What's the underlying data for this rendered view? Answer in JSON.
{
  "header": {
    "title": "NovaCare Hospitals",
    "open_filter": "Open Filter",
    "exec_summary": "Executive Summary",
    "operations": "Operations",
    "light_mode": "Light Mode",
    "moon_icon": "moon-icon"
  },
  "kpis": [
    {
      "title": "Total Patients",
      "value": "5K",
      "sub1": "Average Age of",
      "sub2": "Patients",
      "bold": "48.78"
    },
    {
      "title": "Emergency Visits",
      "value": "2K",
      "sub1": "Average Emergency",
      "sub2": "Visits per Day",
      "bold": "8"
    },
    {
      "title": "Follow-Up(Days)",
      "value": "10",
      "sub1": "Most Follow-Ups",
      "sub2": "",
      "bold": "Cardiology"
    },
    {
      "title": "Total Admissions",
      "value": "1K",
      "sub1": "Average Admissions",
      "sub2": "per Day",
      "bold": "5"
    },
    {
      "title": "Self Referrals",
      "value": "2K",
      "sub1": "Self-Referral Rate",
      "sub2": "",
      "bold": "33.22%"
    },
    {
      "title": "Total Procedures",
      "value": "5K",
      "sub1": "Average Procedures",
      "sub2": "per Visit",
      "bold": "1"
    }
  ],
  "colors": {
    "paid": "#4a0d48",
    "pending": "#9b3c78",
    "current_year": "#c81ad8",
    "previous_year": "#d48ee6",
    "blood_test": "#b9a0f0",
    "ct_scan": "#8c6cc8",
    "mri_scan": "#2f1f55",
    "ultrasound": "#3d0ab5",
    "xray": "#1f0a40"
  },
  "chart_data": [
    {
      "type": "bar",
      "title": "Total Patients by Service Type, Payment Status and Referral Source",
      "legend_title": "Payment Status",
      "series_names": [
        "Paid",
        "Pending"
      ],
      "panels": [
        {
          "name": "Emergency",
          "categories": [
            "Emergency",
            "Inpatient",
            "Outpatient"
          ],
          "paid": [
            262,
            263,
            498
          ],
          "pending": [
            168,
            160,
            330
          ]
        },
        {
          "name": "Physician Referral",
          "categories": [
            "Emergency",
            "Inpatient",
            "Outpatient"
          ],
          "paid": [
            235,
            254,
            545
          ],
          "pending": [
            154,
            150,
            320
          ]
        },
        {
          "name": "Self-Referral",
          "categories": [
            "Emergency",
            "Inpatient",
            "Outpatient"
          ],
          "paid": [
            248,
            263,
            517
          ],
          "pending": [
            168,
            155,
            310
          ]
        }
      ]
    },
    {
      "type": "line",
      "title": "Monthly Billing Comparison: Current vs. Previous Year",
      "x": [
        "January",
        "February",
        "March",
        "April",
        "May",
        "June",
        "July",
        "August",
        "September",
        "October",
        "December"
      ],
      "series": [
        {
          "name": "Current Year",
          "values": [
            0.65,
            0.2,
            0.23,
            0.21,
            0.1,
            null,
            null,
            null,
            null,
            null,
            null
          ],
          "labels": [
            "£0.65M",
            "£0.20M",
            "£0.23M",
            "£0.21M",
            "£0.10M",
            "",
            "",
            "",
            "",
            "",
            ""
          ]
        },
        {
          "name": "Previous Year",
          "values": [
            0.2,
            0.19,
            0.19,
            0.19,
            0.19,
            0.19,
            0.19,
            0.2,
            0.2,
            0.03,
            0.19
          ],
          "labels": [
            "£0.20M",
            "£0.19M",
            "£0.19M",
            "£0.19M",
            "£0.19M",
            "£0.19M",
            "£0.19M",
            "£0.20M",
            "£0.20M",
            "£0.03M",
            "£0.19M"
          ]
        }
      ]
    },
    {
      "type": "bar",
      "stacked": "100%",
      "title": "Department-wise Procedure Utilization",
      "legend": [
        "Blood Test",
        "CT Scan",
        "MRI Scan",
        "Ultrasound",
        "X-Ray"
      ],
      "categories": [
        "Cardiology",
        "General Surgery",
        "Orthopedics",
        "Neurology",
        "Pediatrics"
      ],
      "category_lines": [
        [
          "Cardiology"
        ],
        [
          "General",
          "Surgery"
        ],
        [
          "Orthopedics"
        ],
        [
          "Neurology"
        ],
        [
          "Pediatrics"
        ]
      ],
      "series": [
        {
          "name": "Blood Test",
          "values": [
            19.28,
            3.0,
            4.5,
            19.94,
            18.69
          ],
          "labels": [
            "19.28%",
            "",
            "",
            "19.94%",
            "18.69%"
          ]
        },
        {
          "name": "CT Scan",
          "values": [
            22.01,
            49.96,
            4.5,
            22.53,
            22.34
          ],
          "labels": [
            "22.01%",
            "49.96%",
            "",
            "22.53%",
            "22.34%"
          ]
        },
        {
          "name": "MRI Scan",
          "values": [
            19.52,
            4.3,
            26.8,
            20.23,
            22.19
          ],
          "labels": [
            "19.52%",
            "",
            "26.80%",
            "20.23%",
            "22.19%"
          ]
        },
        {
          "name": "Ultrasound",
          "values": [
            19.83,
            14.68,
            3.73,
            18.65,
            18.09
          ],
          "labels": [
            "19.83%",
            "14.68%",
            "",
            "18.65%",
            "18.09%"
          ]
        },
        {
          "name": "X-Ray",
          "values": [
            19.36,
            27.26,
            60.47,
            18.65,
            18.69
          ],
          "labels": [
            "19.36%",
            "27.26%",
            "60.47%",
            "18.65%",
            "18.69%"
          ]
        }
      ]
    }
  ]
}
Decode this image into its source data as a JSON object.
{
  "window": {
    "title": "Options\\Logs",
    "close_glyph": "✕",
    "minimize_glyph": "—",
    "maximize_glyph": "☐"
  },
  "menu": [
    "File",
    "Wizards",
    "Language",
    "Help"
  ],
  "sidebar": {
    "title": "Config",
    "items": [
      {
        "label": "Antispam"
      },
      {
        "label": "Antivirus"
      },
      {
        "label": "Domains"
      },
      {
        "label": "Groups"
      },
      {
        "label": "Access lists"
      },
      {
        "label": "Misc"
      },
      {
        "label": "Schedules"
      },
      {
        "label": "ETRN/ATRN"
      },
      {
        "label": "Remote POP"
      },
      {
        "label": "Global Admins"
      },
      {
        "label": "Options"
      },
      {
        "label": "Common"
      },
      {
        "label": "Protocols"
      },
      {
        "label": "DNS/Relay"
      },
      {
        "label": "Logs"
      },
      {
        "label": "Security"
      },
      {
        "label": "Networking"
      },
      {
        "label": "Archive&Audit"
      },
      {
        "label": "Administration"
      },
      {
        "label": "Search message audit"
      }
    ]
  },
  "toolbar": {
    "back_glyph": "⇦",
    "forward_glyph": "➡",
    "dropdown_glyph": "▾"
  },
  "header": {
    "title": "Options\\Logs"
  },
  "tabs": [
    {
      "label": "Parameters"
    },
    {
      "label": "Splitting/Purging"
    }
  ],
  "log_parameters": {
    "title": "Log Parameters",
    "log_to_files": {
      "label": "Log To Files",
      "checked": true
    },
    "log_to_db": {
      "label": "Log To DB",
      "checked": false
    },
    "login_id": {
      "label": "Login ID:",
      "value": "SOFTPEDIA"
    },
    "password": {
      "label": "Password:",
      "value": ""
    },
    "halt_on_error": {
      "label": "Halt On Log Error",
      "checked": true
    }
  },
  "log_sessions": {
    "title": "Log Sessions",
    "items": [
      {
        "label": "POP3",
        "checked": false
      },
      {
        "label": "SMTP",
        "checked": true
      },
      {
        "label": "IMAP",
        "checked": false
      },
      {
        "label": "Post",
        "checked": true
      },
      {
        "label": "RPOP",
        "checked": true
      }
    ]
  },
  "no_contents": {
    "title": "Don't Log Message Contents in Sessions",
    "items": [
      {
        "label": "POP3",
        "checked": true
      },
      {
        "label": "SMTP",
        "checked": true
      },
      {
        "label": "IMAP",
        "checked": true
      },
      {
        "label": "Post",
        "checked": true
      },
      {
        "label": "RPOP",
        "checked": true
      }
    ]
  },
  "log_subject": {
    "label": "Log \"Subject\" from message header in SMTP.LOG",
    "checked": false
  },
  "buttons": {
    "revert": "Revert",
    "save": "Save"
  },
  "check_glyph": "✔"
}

▶ _Task to complete_:
Scan the listing above and copy all lines containing the word "false".

▶ _Written response_:
      "checked": false
        "checked": false
        "checked": false
    "checked": false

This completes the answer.